_Text to read:_
>> start
Winter will be here in full force in Indiana quite soon. With daily snow, winds and blizzard conditions at times, it’s important to be prepared.
What would you do if you suddenly got caught in a big drift of snow at 11:30 at night during a snowy blizzard? Do you have the things you need in your vehicle during the winter?
Think something like that won’t happen to you? Yeah, so did we. Last year, with our winter lasting so long around here, we got lazy about it. And for someone who likes to be prepared, it’s almost embarrassing to admit.
We went to our friend’s house one night, despite warnings against travel. As we were even driving there, the snow was blowing and roads were getting drifty. Did that stop us? NOPE… we went the 20 miles and had dinner, played games and enjoyed ourselves.
As we were leaving, I noticed that the snow was a “bit” higher on the steps than when we came in. It wasn’t a big deal, we thought…we’d be careful on the roads. I’m originally a South Dakota girl, you’d think I would’ve known better, right?
We traveled down one country road, and there was drifting, but it wasn’t terrible. As we turned down the next one, drifting got worse on one side of the road, but our side was fine. As a matter of fact, we had a clear road. Until about 20 feet later when we drove right into a 12″ high drift.
We did the usual, back and forth of the vehicle trying to get unstuck, but it didn’t happen. The wind was blowing some 50 mph, and it was snowing with rapidly falling temperatures.
>> end
_Entries supplied:_
>> start
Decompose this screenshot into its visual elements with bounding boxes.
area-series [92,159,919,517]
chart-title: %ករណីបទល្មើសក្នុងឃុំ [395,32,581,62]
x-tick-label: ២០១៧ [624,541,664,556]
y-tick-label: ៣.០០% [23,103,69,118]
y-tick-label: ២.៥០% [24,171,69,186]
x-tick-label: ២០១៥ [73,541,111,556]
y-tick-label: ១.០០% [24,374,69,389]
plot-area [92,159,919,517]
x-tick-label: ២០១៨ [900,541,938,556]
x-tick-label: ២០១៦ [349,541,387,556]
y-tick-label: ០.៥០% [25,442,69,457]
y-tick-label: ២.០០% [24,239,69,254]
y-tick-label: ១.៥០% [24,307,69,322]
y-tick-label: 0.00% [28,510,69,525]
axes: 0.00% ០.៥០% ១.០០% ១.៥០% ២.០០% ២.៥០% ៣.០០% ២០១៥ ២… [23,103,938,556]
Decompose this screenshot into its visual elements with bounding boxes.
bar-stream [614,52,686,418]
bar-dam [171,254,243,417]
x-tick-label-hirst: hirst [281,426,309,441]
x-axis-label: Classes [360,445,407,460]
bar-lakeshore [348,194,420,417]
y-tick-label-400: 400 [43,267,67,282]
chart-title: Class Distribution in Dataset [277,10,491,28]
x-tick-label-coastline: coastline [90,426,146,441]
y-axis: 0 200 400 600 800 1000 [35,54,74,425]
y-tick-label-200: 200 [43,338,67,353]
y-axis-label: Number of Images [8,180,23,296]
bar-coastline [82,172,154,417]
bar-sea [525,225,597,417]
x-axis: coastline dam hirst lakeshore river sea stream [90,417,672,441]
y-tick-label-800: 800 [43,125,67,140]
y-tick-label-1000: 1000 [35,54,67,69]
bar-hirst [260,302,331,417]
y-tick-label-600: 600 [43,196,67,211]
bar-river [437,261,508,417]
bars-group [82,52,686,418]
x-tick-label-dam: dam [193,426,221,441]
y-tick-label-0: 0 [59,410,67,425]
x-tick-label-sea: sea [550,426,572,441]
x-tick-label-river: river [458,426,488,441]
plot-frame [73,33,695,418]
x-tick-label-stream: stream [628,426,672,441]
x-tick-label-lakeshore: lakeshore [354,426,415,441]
>> end
_Exercise 1:_
Copy the passage about getting stuck in a winter snowdrift from "As we were leaving, I" up to and including "12″ high drift.".
_Exercise 2:_
Render each line of the listing as a Markdown table with two columns, Row and Line. Give each line its row number, and leave out blank lines.

_Correct answer 1:_
As we were leaving, I noticed that the snow was a “bit” higher on the steps than when we came in. It wasn’t a big deal, we thought…we’d be careful on the roads. I’m originally a South Dakota girl, you’d think I would’ve known better, right?
We traveled down one country road, and there was drifting, but it wasn’t terrible. As we turned down the next one, drifting got worse on one side of the road, but our side was fine. As a matter of fact, we had a clear road. Until about 20 feet later when we drove right into a 12″ high drift.

_Correct answer 2:_
| Row | Line |
|---|---|
| 1 | Decompose this screenshot into its visual elements with bounding boxes. |
| 2 | area-series [92,159,919,517] |
| 3 | chart-title: %ករណីបទល្មើសក្នុងឃុំ [395,32,581,62] |
| 4 | x-tick-label: ២០១៧ [624,541,664,556] |
| 5 | y-tick-label: ៣.០០% [23,103,69,118] |
| 6 | y-tick-label: ២.៥០% [24,171,69,186] |
| 7 | x-tick-label: ២០១៥ [73,541,111,556] |
| 8 | y-tick-label: ១.០០% [24,374,69,389] |
| 9 | plot-area [92,159,919,517] |
| 10 | x-tick-label: ២០១៨ [900,541,938,556] |
| 11 | x-tick-label: ២០១៦ [349,541,387,556] |
| 12 | y-tick-label: ០.៥០% [25,442,69,457] |
| 13 | y-tick-label: ២.០០% [24,239,69,254] |
| 14 | y-tick-label: ១.៥០% [24,307,69,322] |
| 15 | y-tick-label: 0.00% [28,510,69,525] |
| 16 | axes: 0.00% ០.៥០% ១.០០% ១.៥០% ២.០០% ២.៥០% ៣.០០% ២០១៥ ២… [23,103,938,556] |
| 17 | Decompose this screenshot into its visual elements with bounding boxes. |
| 18 | bar-stream [614,52,686,418] |
| 19 | bar-dam [171,254,243,417] |
| 20 | x-tick-label-hirst: hirst [281,426,309,441] |
| 21 | x-axis-label: Classes [360,445,407,460] |
| 22 | bar-lakeshore [348,194,420,417] |
| 23 | y-tick-label-400: 400 [43,267,67,282] |
| 24 | chart-title: Class Distribution in Dataset [277,10,491,28] |
| 25 | x-tick-label-coastline: coastline [90,426,146,441] |
| 26 | y-axis: 0 200 400 600 800 1000 [35,54,74,425] |
| 27 | y-tick-label-200: 200 [43,338,67,353] |
| 28 | y-axis-label: Number of Images [8,180,23,296] |
| 29 | bar-coastline [82,172,154,417] |
| 30 | bar-sea [525,225,597,417] |
| 31 | x-axis: coastline dam hirst lakeshore river sea stream [90,417,672,441] |
| 32 | y-tick-label-800: 800 [43,125,67,140] |
| 33 | y-tick-label-1000: 1000 [35,54,67,69] |
| 34 | bar-hirst [260,302,331,417] |
| 35 | y-tick-label-600: 600 [43,196,67,211] |
| 36 | bar-river [437,261,508,417] |
| 37 | bars-group [82,52,686,418] |
| 38 | x-tick-label-dam: dam [193,426,221,441] |
| 39 | y-tick-label-0: 0 [59,410,67,425] |
| 40 | x-tick-label-sea: sea [550,426,572,441] |
| 41 | x-tick-label-river: river [458,426,488,441] |
| 42 | plot-frame [73,33,695,418] |
| 43 | x-tick-label-stream: stream [628,426,672,441] |
| 44 | x-tick-label-lakeshore: lakeshore [354,426,415,441] |